Data extracted from a collection
--- start ---

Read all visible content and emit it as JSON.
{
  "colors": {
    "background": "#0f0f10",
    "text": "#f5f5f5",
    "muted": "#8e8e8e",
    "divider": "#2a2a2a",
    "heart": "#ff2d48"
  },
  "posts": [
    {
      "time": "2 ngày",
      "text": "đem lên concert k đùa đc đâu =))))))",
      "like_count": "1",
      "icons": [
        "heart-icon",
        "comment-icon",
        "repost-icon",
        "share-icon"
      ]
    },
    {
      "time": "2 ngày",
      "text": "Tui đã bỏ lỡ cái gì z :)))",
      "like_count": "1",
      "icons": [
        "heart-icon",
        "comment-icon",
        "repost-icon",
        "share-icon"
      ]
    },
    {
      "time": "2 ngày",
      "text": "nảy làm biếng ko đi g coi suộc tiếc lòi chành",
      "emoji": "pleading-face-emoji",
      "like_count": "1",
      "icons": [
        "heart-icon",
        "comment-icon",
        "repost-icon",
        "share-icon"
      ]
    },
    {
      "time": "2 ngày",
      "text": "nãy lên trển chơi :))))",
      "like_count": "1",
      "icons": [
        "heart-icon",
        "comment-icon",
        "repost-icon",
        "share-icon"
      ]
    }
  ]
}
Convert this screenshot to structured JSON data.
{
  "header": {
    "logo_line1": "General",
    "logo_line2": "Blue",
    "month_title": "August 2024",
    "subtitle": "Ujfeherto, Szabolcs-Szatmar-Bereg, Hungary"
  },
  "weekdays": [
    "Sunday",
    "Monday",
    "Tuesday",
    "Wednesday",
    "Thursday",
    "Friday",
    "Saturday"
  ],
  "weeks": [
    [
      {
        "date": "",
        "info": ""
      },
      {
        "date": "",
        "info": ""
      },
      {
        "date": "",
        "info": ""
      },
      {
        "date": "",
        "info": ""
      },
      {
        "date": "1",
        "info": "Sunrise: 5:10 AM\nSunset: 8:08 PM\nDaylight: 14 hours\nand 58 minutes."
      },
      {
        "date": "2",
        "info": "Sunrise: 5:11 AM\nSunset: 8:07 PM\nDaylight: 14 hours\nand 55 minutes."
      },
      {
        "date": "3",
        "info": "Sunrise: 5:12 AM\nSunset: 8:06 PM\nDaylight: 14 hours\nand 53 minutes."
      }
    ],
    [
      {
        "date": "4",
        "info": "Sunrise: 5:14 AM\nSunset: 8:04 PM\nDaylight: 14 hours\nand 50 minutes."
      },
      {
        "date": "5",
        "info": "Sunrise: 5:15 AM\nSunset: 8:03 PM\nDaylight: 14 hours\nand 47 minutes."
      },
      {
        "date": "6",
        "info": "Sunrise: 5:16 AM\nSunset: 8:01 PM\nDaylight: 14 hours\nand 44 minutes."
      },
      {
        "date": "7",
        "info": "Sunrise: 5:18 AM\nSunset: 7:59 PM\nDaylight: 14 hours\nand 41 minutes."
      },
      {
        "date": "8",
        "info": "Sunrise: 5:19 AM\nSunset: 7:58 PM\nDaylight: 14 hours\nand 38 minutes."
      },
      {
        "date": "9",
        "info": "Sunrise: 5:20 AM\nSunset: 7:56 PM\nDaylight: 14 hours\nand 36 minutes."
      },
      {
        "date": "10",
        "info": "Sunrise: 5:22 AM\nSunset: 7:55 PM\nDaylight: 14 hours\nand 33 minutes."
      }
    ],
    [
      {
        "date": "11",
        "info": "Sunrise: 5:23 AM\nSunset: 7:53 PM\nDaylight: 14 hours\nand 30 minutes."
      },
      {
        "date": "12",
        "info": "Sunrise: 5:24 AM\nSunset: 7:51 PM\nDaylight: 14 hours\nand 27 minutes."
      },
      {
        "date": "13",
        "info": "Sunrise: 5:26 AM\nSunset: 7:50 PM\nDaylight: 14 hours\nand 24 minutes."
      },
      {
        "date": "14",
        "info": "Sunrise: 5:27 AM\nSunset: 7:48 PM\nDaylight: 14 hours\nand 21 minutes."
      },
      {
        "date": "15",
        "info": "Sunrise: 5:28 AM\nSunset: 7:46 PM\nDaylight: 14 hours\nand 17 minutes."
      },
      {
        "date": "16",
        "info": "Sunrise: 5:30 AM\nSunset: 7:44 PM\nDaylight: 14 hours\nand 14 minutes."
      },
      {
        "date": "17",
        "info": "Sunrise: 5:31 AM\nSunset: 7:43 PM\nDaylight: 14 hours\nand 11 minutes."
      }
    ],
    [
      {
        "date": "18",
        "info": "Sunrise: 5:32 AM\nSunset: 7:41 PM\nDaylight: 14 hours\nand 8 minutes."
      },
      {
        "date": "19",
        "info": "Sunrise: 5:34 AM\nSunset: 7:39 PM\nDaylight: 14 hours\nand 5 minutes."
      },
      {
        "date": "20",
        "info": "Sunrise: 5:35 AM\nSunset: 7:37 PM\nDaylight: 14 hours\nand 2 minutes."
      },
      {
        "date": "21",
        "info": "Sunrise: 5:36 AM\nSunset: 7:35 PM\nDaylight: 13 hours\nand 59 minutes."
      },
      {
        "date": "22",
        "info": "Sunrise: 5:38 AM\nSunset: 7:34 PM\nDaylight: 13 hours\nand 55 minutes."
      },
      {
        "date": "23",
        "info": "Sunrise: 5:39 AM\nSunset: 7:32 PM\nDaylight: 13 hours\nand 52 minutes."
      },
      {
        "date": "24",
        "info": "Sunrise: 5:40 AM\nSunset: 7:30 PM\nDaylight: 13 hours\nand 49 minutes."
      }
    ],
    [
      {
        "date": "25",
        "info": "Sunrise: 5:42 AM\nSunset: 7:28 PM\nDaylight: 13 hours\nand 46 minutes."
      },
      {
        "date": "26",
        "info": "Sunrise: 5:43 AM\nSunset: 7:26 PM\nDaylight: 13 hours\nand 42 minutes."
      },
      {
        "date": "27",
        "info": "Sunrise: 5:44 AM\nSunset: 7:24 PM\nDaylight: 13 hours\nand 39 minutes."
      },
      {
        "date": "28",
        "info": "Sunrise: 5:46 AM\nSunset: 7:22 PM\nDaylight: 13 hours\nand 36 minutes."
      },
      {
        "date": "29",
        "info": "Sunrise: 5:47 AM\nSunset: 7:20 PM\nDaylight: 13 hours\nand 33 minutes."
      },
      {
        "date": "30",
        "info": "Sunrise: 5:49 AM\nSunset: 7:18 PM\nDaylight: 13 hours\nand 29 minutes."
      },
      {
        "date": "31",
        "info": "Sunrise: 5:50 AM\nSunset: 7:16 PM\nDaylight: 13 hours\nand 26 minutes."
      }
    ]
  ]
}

--- end ---

What you need to do:
Retype every record above exactly as written.

Answer for the task:
Read all visible content and emit it as JSON.
{
  "colors": {
    "background": "#0f0f10",
    "text": "#f5f5f5",
    "muted": "#8e8e8e",
    "divider": "#2a2a2a",
    "heart": "#ff2d48"
  },
  "posts": [
    {
      "time": "2 ngày",
      "text": "đem lên concert k đùa đc đâu =))))))",
      "like_count": "1",
      "icons": [
        "heart-icon",
        "comment-icon",
        "repost-icon",
        "share-icon"
      ]
    },
    {
      "time": "2 ngày",
      "text": "Tui đã bỏ lỡ cái gì z :)))",
      "like_count": "1",
      "icons": [
        "heart-icon",
        "comment-icon",
        "repost-icon",
        "share-icon"
      ]
    },
    {
      "time": "2 ngày",
      "text": "nảy làm biếng ko đi g coi suộc tiếc lòi chành",
      "emoji": "pleading-face-emoji",
      "like_count": "1",
      "icons": [
        "heart-icon",
        "comment-icon",
        "repost-icon",
        "share-icon"
      ]
    },
    {
      "time": "2 ngày",
      "text": "nãy lên trển chơi :))))",
      "like_count": "1",
      "icons": [
        "heart-icon",
        "comment-icon",
        "repost-icon",
        "share-icon"
      ]
    }
  ]
}
Convert this screenshot to structured JSON data.
{
  "header": {
    "logo_line1": "General",
    "logo_line2": "Blue",
    "month_title": "August 2024",
    "subtitle": "Ujfeherto, Szabolcs-Szatmar-Bereg, Hungary"
  },
  "weekdays": [
    "Sunday",
    "Monday",
    "Tuesday",
    "Wednesday",
    "Thursday",
    "Friday",
    "Saturday"
  ],
  "weeks": [
    [
      {
        "date": "",
        "info": ""
      },
      {
        "date": "",
        "info": ""
      },
      {
        "date": "",
        "info": ""
      },
      {
        "date": "",
        "info": ""
      },
      {
        "date": "1",
        "info": "Sunrise: 5:10 AM\nSunset: 8:08 PM\nDaylight: 14 hours\nand 58 minutes."
      },
      {
        "date": "2",
        "info": "Sunrise: 5:11 AM\nSunset: 8:07 PM\nDaylight: 14 hours\nand 55 minutes."
      },
      {
        "date": "3",
        "info": "Sunrise: 5:12 AM\nSunset: 8:06 PM\nDaylight: 14 hours\nand 53 minutes."
      }
    ],
    [
      {
        "date": "4",
        "info": "Sunrise: 5:14 AM\nSunset: 8:04 PM\nDaylight: 14 hours\nand 50 minutes."
      },
      {
        "date": "5",
        "info": "Sunrise: 5:15 AM\nSunset: 8:03 PM\nDaylight: 14 hours\nand 47 minutes."
      },
      {
        "date": "6",
        "info": "Sunrise: 5:16 AM\nSunset: 8:01 PM\nDaylight: 14 hours\nand 44 minutes."
      },
      {
        "date": "7",
        "info": "Sunrise: 5:18 AM\nSunset: 7:59 PM\nDaylight: 14 hours\nand 41 minutes."
      },
      {
        "date": "8",
        "info": "Sunrise: 5:19 AM\nSunset: 7:58 PM\nDaylight: 14 hours\nand 38 minutes."
      },
      {
        "date": "9",
        "info": "Sunrise: 5:20 AM\nSunset: 7:56 PM\nDaylight: 14 hours\nand 36 minutes."
      },
      {
        "date": "10",
        "info": "Sunrise: 5:22 AM\nSunset: 7:55 PM\nDaylight: 14 hours\nand 33 minutes."
      }
    ],
    [
      {
        "date": "11",
        "info": "Sunrise: 5:23 AM\nSunset: 7:53 PM\nDaylight: 14 hours\nand 30 minutes."
      },
      {
        "date": "12",
        "info": "Sunrise: 5:24 AM\nSunset: 7:51 PM\nDaylight: 14 hours\nand 27 minutes."
      },
      {
        "date": "13",
        "info": "Sunrise: 5:26 AM\nSunset: 7:50 PM\nDaylight: 14 hours\nand 24 minutes."
      },
      {
        "date": "14",
        "info": "Sunrise: 5:27 AM\nSunset: 7:48 PM\nDaylight: 14 hours\nand 21 minutes."
      },
      {
        "date": "15",
        "info": "Sunrise: 5:28 AM\nSunset: 7:46 PM\nDaylight: 14 hours\nand 17 minutes."
      },
      {
        "date": "16",
        "info": "Sunrise: 5:30 AM\nSunset: 7:44 PM\nDaylight: 14 hours\nand 14 minutes."
      },
      {
        "date": "17",
        "info": "Sunrise: 5:31 AM\nSunset: 7:43 PM\nDaylight: 14 hours\nand 11 minutes."
      }
    ],
    [
      {
        "date": "18",
        "info": "Sunrise: 5:32 AM\nSunset: 7:41 PM\nDaylight: 14 hours\nand 8 minutes."
      },
      {
        "date": "19",
        "info": "Sunrise: 5:34 AM\nSunset: 7:39 PM\nDaylight: 14 hours\nand 5 minutes."
      },
      {
        "date": "20",
        "info": "Sunrise: 5:35 AM\nSunset: 7:37 PM\nDaylight: 14 hours\nand 2 minutes."
      },
      {
        "date": "21",
        "info": "Sunrise: 5:36 AM\nSunset: 7:35 PM\nDaylight: 13 hours\nand 59 minutes."
      },
      {
        "date": "22",
        "info": "Sunrise: 5:38 AM\nSunset: 7:34 PM\nDaylight: 13 hours\nand 55 minutes."
      },
      {
        "date": "23",
        "info": "Sunrise: 5:39 AM\nSunset: 7:32 PM\nDaylight: 13 hours\nand 52 minutes."
      },
      {
        "date": "24",
        "info": "Sunrise: 5:40 AM\nSunset: 7:30 PM\nDaylight: 13 hours\nand 49 minutes."
      }
    ],
    [
      {
        "date": "25",
        "info": "Sunrise: 5:42 AM\nSunset: 7:28 PM\nDaylight: 13 hours\nand 46 minutes."
      },
      {
        "date": "26",
        "info": "Sunrise: 5:43 AM\nSunset: 7:26 PM\nDaylight: 13 hours\nand 42 minutes."
      },
      {
        "date": "27",
        "info": "Sunrise: 5:44 AM\nSunset: 7:24 PM\nDaylight: 13 hours\nand 39 minutes."
      },
      {
        "date": "28",
        "info": "Sunrise: 5:46 AM\nSunset: 7:22 PM\nDaylight: 13 hours\nand 36 minutes."
      },
      {
        "date": "29",
        "info": "Sunrise: 5:47 AM\nSunset: 7:20 PM\nDaylight: 13 hours\nand 33 minutes."
      },
      {
        "date": "30",
        "info": "Sunrise: 5:49 AM\nSunset: 7:18 PM\nDaylight: 13 hours\nand 29 minutes."
      },
      {
        "date": "31",
        "info": "Sunrise: 5:50 AM\nSunset: 7:16 PM\nDaylight: 13 hours\nand 26 minutes."
      }
    ]
  ]
}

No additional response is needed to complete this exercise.